Records provided.
'''
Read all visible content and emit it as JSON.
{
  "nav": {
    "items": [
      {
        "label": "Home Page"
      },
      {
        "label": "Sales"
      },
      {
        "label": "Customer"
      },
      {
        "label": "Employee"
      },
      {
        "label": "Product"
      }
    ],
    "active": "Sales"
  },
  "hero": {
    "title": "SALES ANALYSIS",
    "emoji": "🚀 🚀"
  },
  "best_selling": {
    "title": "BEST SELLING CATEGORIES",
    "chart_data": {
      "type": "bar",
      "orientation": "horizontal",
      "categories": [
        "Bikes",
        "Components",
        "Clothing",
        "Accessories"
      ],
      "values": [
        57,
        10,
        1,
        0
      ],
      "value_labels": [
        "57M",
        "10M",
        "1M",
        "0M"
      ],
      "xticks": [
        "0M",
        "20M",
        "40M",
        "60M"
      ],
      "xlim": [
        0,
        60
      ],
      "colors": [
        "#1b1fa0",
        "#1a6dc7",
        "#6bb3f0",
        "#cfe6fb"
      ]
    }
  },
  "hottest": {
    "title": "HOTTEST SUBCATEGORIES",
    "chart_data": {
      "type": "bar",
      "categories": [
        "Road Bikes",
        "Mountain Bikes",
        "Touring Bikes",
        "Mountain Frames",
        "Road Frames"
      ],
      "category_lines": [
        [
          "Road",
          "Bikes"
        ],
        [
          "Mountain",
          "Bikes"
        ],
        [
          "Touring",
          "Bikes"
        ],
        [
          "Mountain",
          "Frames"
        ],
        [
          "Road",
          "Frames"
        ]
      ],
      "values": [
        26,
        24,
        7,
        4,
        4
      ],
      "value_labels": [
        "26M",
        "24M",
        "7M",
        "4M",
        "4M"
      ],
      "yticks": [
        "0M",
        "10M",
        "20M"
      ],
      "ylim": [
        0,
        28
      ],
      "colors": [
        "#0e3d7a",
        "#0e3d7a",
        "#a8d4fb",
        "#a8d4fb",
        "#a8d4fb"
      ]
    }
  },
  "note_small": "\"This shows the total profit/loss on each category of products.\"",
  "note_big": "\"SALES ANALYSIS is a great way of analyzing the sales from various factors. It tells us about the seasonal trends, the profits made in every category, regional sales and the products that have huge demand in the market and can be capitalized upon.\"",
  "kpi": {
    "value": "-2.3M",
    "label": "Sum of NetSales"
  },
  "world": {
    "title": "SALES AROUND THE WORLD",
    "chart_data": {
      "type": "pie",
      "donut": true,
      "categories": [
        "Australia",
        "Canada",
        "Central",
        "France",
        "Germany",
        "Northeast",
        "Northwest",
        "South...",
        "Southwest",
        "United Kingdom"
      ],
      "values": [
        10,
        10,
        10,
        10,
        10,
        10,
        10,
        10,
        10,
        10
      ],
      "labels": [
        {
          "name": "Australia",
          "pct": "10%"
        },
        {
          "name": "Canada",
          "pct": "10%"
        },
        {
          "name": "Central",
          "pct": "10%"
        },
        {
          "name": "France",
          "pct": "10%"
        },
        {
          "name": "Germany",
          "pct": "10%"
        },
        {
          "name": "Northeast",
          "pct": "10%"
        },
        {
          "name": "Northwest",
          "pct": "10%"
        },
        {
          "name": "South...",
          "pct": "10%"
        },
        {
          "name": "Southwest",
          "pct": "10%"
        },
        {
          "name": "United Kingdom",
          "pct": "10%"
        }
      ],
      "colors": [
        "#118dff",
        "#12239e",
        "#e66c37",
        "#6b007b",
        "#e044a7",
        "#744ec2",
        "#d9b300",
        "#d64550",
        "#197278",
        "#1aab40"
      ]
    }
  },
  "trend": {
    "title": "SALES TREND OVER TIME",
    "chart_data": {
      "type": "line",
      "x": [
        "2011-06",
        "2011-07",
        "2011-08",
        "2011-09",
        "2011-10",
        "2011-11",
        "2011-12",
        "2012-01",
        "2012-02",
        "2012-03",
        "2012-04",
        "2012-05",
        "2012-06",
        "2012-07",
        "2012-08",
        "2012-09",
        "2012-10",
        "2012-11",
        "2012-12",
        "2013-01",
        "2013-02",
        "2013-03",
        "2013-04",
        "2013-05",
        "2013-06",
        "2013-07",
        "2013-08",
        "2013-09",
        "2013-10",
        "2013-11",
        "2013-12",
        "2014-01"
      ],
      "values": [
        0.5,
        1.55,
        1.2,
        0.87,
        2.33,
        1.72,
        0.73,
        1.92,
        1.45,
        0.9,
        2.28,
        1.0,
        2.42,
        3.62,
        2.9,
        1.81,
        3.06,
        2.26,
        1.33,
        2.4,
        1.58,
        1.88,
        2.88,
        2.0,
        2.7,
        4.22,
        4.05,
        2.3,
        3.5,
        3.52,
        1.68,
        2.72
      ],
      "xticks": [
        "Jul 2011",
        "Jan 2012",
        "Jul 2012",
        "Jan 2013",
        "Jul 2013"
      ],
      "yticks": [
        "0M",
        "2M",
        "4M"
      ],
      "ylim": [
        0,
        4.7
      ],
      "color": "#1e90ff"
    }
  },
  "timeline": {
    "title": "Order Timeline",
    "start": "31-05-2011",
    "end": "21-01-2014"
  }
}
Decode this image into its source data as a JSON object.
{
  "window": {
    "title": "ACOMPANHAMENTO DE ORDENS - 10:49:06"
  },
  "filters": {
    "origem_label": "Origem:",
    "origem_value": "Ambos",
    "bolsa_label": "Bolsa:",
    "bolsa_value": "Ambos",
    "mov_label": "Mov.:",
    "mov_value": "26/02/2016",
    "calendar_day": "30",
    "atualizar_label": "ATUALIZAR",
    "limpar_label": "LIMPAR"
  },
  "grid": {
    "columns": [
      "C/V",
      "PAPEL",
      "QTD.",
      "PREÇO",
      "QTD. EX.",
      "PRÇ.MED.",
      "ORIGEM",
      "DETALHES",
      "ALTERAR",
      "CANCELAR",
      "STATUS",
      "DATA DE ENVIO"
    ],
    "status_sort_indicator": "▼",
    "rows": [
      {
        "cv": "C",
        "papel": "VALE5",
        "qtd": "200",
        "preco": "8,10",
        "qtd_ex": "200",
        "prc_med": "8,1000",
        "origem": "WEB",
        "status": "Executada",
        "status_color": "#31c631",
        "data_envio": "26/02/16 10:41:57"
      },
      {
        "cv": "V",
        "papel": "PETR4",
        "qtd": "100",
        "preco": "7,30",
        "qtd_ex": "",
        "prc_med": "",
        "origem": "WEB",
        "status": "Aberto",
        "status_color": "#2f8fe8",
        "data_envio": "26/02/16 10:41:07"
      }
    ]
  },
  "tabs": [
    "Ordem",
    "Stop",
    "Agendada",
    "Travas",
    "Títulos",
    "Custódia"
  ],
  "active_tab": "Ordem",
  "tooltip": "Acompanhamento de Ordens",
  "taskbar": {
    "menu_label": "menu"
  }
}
'''
Go through the listing above and return every line where the word "name" occurs.

Result of the task.
          "name": "Australia",
          "name": "Canada",
          "name": "Central",
          "name": "France",
          "name": "Germany",
          "name": "Northeast",
          "name": "Northwest",
          "name": "South...",
          "name": "Southwest",
          "name": "United Kingdom",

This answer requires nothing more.